* Begin Records for the exercise *

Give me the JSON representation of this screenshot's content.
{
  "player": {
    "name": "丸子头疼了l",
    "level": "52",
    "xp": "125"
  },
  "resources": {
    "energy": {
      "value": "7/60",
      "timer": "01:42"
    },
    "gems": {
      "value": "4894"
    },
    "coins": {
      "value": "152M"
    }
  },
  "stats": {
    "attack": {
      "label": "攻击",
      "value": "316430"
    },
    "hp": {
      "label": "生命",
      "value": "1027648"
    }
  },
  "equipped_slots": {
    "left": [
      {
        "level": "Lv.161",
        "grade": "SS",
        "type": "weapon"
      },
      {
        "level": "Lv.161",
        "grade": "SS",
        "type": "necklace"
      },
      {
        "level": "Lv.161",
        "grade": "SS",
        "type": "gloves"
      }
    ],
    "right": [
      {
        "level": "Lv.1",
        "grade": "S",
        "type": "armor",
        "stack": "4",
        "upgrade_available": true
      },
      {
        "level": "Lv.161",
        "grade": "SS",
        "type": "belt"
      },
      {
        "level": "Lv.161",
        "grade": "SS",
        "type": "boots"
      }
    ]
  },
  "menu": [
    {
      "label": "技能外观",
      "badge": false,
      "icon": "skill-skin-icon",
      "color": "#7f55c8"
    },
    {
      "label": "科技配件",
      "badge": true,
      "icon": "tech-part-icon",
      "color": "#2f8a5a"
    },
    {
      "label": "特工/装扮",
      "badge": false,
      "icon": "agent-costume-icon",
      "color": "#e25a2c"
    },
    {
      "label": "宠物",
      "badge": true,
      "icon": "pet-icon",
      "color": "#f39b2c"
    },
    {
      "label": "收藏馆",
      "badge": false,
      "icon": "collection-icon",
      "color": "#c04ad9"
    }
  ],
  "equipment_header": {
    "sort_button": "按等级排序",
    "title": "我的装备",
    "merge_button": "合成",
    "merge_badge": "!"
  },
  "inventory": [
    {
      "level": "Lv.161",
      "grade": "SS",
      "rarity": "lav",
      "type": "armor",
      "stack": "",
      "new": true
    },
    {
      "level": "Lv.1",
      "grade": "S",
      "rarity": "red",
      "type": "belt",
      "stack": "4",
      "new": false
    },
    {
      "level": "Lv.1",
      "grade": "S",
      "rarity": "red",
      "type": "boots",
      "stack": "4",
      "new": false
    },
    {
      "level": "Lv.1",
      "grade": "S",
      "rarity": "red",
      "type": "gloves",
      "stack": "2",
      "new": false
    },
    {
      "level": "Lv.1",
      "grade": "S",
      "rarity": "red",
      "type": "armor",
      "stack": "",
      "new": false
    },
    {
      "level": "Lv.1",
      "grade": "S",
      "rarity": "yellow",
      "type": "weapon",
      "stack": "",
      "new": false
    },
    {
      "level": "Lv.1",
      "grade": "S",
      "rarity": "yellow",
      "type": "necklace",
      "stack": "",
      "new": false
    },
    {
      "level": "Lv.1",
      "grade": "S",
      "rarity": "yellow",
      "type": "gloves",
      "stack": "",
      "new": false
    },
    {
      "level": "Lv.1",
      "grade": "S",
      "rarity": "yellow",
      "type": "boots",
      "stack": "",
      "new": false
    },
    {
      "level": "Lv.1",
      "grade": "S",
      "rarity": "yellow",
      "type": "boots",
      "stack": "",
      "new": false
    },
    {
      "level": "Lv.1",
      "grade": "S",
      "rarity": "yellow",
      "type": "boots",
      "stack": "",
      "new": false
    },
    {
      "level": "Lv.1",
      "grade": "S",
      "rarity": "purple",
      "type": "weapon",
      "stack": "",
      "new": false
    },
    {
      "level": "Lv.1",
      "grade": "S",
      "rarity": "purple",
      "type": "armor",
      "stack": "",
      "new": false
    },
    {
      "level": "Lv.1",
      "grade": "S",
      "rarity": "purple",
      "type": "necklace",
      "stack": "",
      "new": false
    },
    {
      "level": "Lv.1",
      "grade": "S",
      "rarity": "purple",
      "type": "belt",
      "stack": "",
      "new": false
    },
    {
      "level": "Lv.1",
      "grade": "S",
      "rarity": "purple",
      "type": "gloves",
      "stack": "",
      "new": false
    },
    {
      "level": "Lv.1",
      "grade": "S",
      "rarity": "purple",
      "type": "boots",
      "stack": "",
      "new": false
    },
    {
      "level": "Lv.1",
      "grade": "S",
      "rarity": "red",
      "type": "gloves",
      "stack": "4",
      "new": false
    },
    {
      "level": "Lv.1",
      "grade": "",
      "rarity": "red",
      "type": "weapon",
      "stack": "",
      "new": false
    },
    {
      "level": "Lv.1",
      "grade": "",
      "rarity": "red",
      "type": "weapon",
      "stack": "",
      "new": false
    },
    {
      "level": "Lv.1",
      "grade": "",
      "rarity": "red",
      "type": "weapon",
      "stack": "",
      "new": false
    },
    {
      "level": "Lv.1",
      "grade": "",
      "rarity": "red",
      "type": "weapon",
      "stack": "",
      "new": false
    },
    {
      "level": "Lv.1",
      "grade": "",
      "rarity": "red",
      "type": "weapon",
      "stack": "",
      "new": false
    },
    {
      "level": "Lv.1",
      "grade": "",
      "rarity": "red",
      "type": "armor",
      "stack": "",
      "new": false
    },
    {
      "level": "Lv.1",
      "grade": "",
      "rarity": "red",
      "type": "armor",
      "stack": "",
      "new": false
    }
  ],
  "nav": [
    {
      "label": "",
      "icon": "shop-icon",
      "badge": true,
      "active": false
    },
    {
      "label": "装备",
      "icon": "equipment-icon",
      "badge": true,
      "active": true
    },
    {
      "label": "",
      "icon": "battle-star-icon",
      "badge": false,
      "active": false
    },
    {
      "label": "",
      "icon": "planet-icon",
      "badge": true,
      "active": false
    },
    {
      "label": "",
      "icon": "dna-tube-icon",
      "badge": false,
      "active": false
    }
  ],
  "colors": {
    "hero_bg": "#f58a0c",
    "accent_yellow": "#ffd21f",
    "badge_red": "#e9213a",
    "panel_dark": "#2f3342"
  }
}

* End Records for the exercise *

* [Directions]
Pull out each line of the listing that holds the string "value".

* [Exercise result]
      "value": "7/60",
      "value": "4894"
      "value": "152M"
      "value": "316430"
      "value": "1027648"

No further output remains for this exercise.